**GIVEN EXERCISE:**
Can the data below be echoed back word for word?

---------- MATERIALS PROVIDED ----------

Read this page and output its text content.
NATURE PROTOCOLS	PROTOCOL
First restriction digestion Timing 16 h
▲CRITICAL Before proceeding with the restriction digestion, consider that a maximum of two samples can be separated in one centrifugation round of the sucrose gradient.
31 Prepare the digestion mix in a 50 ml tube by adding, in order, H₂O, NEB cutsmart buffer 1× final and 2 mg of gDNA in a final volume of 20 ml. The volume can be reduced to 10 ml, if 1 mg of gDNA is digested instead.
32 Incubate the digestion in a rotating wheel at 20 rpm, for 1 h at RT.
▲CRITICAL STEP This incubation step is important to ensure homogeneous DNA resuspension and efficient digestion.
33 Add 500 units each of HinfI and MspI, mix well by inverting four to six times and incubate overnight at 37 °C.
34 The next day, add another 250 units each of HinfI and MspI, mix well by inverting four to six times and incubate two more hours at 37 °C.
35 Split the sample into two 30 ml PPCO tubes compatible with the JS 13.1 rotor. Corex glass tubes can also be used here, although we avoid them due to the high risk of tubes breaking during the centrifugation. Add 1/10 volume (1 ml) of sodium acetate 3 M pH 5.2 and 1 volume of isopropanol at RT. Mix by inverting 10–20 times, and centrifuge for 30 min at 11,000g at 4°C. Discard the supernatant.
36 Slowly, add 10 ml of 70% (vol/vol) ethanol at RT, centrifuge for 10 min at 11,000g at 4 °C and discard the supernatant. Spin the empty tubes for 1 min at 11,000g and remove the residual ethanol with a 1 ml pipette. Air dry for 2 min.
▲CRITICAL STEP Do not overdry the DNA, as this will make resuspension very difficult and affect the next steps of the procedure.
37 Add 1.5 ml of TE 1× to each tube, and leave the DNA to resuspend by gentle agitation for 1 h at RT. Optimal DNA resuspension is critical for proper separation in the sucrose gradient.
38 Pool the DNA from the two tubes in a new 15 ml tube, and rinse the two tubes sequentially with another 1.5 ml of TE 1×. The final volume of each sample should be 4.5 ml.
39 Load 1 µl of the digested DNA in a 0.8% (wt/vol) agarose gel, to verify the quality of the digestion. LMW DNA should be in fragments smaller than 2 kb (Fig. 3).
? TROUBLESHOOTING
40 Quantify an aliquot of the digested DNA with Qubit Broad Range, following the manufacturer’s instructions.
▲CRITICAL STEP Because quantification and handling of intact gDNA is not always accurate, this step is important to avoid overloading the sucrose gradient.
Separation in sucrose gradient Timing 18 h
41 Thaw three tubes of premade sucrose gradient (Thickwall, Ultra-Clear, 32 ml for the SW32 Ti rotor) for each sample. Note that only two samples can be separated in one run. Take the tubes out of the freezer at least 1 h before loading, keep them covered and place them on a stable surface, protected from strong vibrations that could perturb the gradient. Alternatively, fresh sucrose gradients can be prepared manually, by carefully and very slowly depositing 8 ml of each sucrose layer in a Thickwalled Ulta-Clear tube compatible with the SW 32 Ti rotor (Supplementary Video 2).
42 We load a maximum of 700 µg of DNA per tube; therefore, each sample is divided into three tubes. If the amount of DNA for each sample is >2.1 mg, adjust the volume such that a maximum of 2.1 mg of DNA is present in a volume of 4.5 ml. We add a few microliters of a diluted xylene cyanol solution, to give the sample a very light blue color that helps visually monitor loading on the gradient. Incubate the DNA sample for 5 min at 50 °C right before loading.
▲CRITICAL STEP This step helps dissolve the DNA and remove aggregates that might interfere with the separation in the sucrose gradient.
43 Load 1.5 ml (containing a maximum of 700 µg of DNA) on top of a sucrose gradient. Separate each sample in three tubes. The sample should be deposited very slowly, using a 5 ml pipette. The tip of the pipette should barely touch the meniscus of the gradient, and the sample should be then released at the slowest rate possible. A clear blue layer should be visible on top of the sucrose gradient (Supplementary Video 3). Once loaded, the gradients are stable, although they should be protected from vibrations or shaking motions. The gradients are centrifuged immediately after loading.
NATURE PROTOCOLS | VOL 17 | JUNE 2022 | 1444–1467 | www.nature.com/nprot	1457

----------

**OUTPUT BELOW:**
Read this page and output its text content.
NATURE PROTOCOLS	PROTOCOL
First restriction digestion Timing 16 h
▲CRITICAL Before proceeding with the restriction digestion, consider that a maximum of two samples can be separated in one centrifugation round of the sucrose gradient.
31 Prepare the digestion mix in a 50 ml tube by adding, in order, H₂O, NEB cutsmart buffer 1× final and 2 mg of gDNA in a final volume of 20 ml. The volume can be reduced to 10 ml, if 1 mg of gDNA is digested instead.
32 Incubate the digestion in a rotating wheel at 20 rpm, for 1 h at RT.
▲CRITICAL STEP This incubation step is important to ensure homogeneous DNA resuspension and efficient digestion.
33 Add 500 units each of HinfI and MspI, mix well by inverting four to six times and incubate overnight at 37 °C.
34 The next day, add another 250 units each of HinfI and MspI, mix well by inverting four to six times and incubate two more hours at 37 °C.
35 Split the sample into two 30 ml PPCO tubes compatible with the JS 13.1 rotor. Corex glass tubes can also be used here, although we avoid them due to the high risk of tubes breaking during the centrifugation. Add 1/10 volume (1 ml) of sodium acetate 3 M pH 5.2 and 1 volume of isopropanol at RT. Mix by inverting 10–20 times, and centrifuge for 30 min at 11,000g at 4°C. Discard the supernatant.
36 Slowly, add 10 ml of 70% (vol/vol) ethanol at RT, centrifuge for 10 min at 11,000g at 4 °C and discard the supernatant. Spin the empty tubes for 1 min at 11,000g and remove the residual ethanol with a 1 ml pipette. Air dry for 2 min.
▲CRITICAL STEP Do not overdry the DNA, as this will make resuspension very difficult and affect the next steps of the procedure.
37 Add 1.5 ml of TE 1× to each tube, and leave the DNA to resuspend by gentle agitation for 1 h at RT. Optimal DNA resuspension is critical for proper separation in the sucrose gradient.
38 Pool the DNA from the two tubes in a new 15 ml tube, and rinse the two tubes sequentially with another 1.5 ml of TE 1×. The final volume of each sample should be 4.5 ml.
39 Load 1 µl of the digested DNA in a 0.8% (wt/vol) agarose gel, to verify the quality of the digestion. LMW DNA should be in fragments smaller than 2 kb (Fig. 3).
? TROUBLESHOOTING
40 Quantify an aliquot of the digested DNA with Qubit Broad Range, following the manufacturer’s instructions.
▲CRITICAL STEP Because quantification and handling of intact gDNA is not always accurate, this step is important to avoid overloading the sucrose gradient.
Separation in sucrose gradient Timing 18 h
41 Thaw three tubes of premade sucrose gradient (Thickwall, Ultra-Clear, 32 ml for the SW32 Ti rotor) for each sample. Note that only two samples can be separated in one run. Take the tubes out of the freezer at least 1 h before loading, keep them covered and place them on a stable surface, protected from strong vibrations that could perturb the gradient. Alternatively, fresh sucrose gradients can be prepared manually, by carefully and very slowly depositing 8 ml of each sucrose layer in a Thickwalled Ulta-Clear tube compatible with the SW 32 Ti rotor (Supplementary Video 2).
42 We load a maximum of 700 µg of DNA per tube; therefore, each sample is divided into three tubes. If the amount of DNA for each sample is >2.1 mg, adjust the volume such that a maximum of 2.1 mg of DNA is present in a volume of 4.5 ml. We add a few microliters of a diluted xylene cyanol solution, to give the sample a very light blue color that helps visually monitor loading on the gradient. Incubate the DNA sample for 5 min at 50 °C right before loading.
▲CRITICAL STEP This step helps dissolve the DNA and remove aggregates that might interfere with the separation in the sucrose gradient.
43 Load 1.5 ml (containing a maximum of 700 µg of DNA) on top of a sucrose gradient. Separate each sample in three tubes. The sample should be deposited very slowly, using a 5 ml pipette. The tip of the pipette should barely touch the meniscus of the gradient, and the sample should be then released at the slowest rate possible. A clear blue layer should be visible on top of the sucrose gradient (Supplementary Video 3). Once loaded, the gradients are stable, although they should be protected from vibrations or shaking motions. The gradients are centrifuged immediately after loading.
NATURE PROTOCOLS | VOL 17 | JUNE 2022 | 1444–1467 | www.nature.com/nprot	1457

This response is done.